Bis heute irritieren seine Ausführungen, weil sie die Trennung von Politik und Ökonomie noch nicht ganz vollzogen haben. Bei seinem Versuch, den Wert auf den Begriff zu bringen, ging Smith zwar radikaler als viele vor ihm vor, stiftete aber zugleich viel Verwirrung. Dank seiner Überlegungen konnten Politik und Ökonomie als einander äußerliche Sphären mit je eigener Rationalität begriffen und als solche kritisiert werden. Die später nur noch impliziten moralphilosophischen Prämissen, die die bürgerliche Gesellschaft auszeichnen, werden hier noch explizit diskutiert. Deshalb lohnt es auch heute noch, Adam Smith zu lesen und ihm sozusagen dabei über die Schulter zu sehen, wie er daran arbeitet, die modernen, bürgerlich-kapitalistischen Verhältnisse als eine vermeintlich natürliche Ordnung zu konzeptualisieren.

Trennung von Politik und Ökonomie

Adam Smith etablierte die Politische Ökonomie als eigenständigen Wissensbereich, während der neue „Gegenstand“ mit seiner Eigenlogik erst im Begriff war, gesellschaftlich Raum zu greifen und zu dominieren. Für den Merkantilismus war die Rationalität der Staatsräson noch immanent, der Zweck des Staates war der Staat selbst, der die gesellschaftliche Wirklichkeit nach seinem Willen formte. Das wurde infrage gestellt, sobald die Marktkräfte zu wirken begannen. Daraus folgte für die Physiokraten, so Foucault, dass „man die Reglementierung auf Grund polizeilicher Autorität durch eine Regulierung ersetzen [muss], die vom Preis der Dinge selbst ausgeht.“[15] Diese Preise konnten nicht einfach festgesetzt, sie mussten auf dem Markt ermittelt werden. Die Idee des „gerechten Preises“ löste sich auf, es begann die Zeit des „natürlichen Preises“.

Die Widerspenstigkeit der Preise deutete die Politische Ökonomie als Materialität einer eigenständigen ökonomischen Sphäre. Wie bestimmt sich der Preis und was macht den Wert der Dinge aus? Diese Fragen mussten beantwortet werden, sollte die Politik mit dieser neuen Realität regieren. Es galt also, die „Regierungskunst“ einer „höheren Logik“ zu unterwerfen. Der Staat sollte fortan der von der Politischen Ökonomie ausgerufenen „ökonomischen Vernunft“ Folge leisten. Dies sei die Voraussetzung für „gutes“ Regieren.

* **Aufgabenstellung**
Gib aus dem obigen Text über Adam Smith den Abschnitt wörtlich wieder, der mit den Worten „Bis heute irritieren“ einsetzt und mit „Ordnung zu konzeptualisieren.“ schließt.

[Einträge zu beschrifteten Bereichen]
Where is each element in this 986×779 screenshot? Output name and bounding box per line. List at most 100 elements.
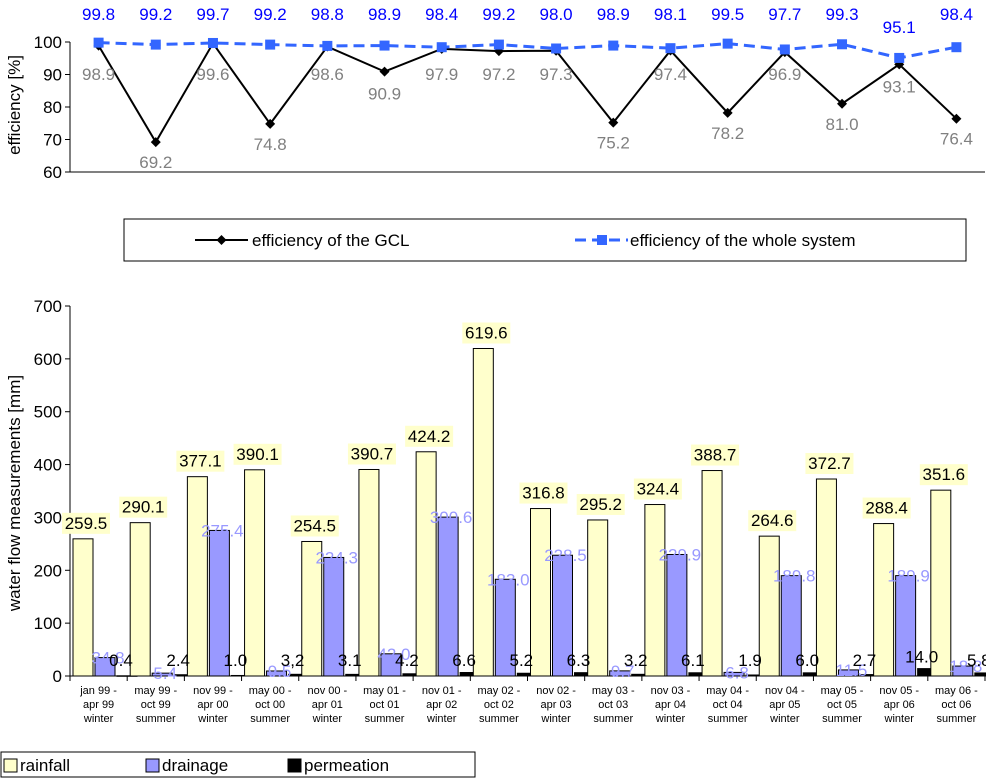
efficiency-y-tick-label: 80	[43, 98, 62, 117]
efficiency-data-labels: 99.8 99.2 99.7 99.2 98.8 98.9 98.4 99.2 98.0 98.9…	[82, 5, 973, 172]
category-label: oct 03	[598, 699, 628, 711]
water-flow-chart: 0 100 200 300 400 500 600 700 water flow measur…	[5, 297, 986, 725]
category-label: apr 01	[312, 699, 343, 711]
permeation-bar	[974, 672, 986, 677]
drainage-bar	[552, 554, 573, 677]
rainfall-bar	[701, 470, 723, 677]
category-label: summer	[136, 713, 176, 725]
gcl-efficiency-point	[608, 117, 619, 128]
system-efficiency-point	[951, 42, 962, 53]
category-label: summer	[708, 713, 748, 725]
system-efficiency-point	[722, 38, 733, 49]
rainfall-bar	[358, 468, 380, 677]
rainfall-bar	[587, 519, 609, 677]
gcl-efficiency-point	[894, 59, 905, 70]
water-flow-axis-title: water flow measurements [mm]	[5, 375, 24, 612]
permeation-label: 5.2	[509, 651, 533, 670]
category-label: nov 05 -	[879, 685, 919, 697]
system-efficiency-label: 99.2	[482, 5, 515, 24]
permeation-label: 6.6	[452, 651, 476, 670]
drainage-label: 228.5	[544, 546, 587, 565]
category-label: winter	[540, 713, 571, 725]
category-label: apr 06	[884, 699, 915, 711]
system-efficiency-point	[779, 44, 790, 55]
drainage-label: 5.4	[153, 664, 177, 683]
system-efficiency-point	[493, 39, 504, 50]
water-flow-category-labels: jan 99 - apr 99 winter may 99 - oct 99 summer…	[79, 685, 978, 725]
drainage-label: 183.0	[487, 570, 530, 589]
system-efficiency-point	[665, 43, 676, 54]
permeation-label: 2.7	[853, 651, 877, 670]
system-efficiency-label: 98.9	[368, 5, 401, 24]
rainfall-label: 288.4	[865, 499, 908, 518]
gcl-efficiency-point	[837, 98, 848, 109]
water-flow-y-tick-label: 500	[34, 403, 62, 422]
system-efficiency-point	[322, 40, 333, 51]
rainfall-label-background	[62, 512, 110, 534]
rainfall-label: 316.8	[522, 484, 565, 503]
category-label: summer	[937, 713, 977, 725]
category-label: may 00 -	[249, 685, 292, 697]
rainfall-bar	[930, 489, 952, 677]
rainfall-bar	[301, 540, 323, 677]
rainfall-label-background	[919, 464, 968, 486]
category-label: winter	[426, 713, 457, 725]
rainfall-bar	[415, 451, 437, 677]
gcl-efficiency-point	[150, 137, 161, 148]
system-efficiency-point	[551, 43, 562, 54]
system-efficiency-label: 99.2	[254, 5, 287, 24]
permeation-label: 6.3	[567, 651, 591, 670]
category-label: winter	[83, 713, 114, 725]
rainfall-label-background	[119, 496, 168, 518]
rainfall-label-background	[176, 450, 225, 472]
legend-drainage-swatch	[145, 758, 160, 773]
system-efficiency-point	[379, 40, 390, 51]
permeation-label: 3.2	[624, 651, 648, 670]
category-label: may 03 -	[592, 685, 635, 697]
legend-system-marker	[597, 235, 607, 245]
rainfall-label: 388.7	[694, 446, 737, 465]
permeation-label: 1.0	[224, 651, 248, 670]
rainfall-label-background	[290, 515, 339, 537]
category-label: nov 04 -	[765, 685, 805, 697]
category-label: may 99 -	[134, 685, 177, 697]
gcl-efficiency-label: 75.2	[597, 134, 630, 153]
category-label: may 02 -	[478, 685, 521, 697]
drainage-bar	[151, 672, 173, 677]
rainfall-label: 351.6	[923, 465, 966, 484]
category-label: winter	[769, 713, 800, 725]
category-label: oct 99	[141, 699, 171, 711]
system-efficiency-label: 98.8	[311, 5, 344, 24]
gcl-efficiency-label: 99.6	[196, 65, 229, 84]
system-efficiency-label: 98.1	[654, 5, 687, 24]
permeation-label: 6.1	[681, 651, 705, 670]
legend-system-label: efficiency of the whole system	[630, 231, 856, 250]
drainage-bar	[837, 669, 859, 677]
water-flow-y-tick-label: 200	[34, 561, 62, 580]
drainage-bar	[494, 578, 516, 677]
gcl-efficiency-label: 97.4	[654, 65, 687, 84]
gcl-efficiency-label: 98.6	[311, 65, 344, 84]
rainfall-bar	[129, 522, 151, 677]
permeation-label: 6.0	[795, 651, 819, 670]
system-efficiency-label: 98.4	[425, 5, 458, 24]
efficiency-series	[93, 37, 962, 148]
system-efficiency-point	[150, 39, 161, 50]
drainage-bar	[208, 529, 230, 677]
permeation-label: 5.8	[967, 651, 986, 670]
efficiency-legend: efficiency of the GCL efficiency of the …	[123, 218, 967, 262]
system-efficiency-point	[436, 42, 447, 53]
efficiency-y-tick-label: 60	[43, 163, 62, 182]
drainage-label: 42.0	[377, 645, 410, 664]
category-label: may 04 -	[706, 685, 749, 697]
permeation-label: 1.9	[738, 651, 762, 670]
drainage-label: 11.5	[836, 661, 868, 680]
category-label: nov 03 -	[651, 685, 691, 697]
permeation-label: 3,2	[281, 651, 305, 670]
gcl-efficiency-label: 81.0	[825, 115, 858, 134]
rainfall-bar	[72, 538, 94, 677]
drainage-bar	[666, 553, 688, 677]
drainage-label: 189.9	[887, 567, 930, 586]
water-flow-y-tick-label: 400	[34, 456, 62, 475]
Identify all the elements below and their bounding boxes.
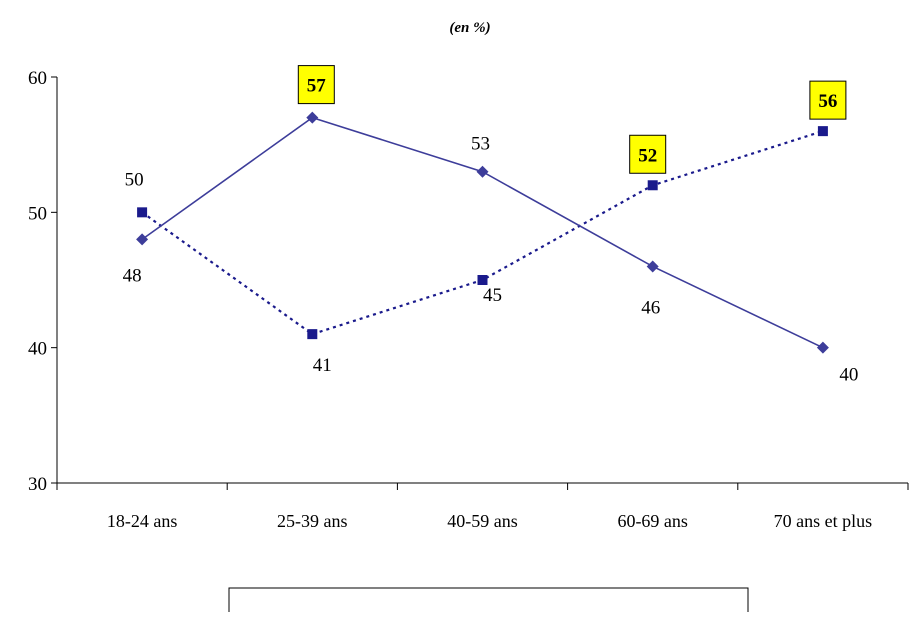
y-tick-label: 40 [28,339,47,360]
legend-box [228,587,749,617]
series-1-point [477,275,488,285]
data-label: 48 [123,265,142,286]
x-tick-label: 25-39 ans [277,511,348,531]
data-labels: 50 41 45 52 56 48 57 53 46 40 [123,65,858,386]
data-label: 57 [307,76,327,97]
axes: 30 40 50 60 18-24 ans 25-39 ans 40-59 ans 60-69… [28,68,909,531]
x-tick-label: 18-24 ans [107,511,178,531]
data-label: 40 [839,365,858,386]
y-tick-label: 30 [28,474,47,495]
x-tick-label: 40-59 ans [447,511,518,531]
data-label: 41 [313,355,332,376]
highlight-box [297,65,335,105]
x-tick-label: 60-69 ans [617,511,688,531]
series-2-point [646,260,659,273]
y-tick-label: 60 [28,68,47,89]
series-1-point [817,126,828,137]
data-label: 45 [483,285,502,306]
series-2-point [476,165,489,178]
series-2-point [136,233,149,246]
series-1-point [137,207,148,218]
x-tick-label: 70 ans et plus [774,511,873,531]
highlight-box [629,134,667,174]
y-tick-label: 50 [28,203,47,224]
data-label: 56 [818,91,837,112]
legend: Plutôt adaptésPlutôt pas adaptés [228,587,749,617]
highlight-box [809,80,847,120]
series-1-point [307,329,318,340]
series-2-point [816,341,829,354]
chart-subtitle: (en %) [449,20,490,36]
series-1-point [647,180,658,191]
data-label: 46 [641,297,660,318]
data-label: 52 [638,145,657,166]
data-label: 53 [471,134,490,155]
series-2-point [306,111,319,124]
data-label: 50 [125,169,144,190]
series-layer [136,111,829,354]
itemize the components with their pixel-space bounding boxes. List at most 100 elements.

* **Antwort**
Bis heute irritieren seine Ausführungen, weil sie die Trennung von Politik und Ökonomie noch nicht ganz vollzogen haben. Bei seinem Versuch, den Wert auf den Begriff zu bringen, ging Smith zwar radikaler als viele vor ihm vor, stiftete aber zugleich viel Verwirrung. Dank seiner Überlegungen konnten Politik und Ökonomie als einander äußerliche Sphären mit je eigener Rationalität begriffen und als solche kritisiert werden. Die später nur noch impliziten moralphilosophischen Prämissen, die die bürgerliche Gesellschaft auszeichnen, werden hier noch explizit diskutiert. Deshalb lohnt es auch heute noch, Adam Smith zu lesen und ihm sozusagen dabei über die Schulter zu sehen, wie er daran arbeitet, die modernen, bürgerlich-kapitalistischen Verhältnisse als eine vermeintlich natürliche Ordnung zu konzeptualisieren.